## Your goal
Below are some records; retype all of them exactly.

begin Material provided

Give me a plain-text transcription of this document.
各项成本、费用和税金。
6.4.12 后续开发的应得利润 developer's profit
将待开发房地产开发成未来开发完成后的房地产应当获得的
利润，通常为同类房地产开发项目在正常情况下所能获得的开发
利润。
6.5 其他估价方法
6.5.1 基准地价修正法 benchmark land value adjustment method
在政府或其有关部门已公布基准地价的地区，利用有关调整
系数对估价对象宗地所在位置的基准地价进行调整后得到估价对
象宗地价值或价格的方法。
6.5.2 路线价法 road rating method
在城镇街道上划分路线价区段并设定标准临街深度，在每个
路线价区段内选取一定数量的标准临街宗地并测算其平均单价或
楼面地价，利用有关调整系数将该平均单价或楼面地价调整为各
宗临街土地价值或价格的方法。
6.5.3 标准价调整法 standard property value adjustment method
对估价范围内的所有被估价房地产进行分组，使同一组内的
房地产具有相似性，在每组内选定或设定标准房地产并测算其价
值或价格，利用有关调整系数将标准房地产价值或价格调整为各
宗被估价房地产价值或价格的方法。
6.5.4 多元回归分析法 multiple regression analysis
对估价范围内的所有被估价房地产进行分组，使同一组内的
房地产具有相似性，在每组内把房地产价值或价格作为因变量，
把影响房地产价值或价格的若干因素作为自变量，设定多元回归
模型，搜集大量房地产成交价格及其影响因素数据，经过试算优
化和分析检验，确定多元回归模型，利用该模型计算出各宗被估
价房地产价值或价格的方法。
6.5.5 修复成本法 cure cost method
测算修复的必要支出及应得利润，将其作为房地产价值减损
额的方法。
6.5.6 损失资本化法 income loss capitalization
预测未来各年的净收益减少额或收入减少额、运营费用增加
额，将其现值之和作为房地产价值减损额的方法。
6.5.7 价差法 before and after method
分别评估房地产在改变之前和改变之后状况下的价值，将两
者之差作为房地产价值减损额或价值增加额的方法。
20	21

end Material provided

## Task response
Give me a plain-text transcription of this document.
各项成本、费用和税金。
6.4.12 后续开发的应得利润 developer's profit
将待开发房地产开发成未来开发完成后的房地产应当获得的
利润，通常为同类房地产开发项目在正常情况下所能获得的开发
利润。
6.5 其他估价方法
6.5.1 基准地价修正法 benchmark land value adjustment method
在政府或其有关部门已公布基准地价的地区，利用有关调整
系数对估价对象宗地所在位置的基准地价进行调整后得到估价对
象宗地价值或价格的方法。
6.5.2 路线价法 road rating method
在城镇街道上划分路线价区段并设定标准临街深度，在每个
路线价区段内选取一定数量的标准临街宗地并测算其平均单价或
楼面地价，利用有关调整系数将该平均单价或楼面地价调整为各
宗临街土地价值或价格的方法。
6.5.3 标准价调整法 standard property value adjustment method
对估价范围内的所有被估价房地产进行分组，使同一组内的
房地产具有相似性，在每组内选定或设定标准房地产并测算其价
值或价格，利用有关调整系数将标准房地产价值或价格调整为各
宗被估价房地产价值或价格的方法。
6.5.4 多元回归分析法 multiple regression analysis
对估价范围内的所有被估价房地产进行分组，使同一组内的
房地产具有相似性，在每组内把房地产价值或价格作为因变量，
把影响房地产价值或价格的若干因素作为自变量，设定多元回归
模型，搜集大量房地产成交价格及其影响因素数据，经过试算优
化和分析检验，确定多元回归模型，利用该模型计算出各宗被估
价房地产价值或价格的方法。
6.5.5 修复成本法 cure cost method
测算修复的必要支出及应得利润，将其作为房地产价值减损
额的方法。
6.5.6 损失资本化法 income loss capitalization
预测未来各年的净收益减少额或收入减少额、运营费用增加
额，将其现值之和作为房地产价值减损额的方法。
6.5.7 价差法 before and after method
分别评估房地产在改变之前和改变之后状况下的价值，将两
者之差作为房地产价值减损额或价值增加额的方法。
20	21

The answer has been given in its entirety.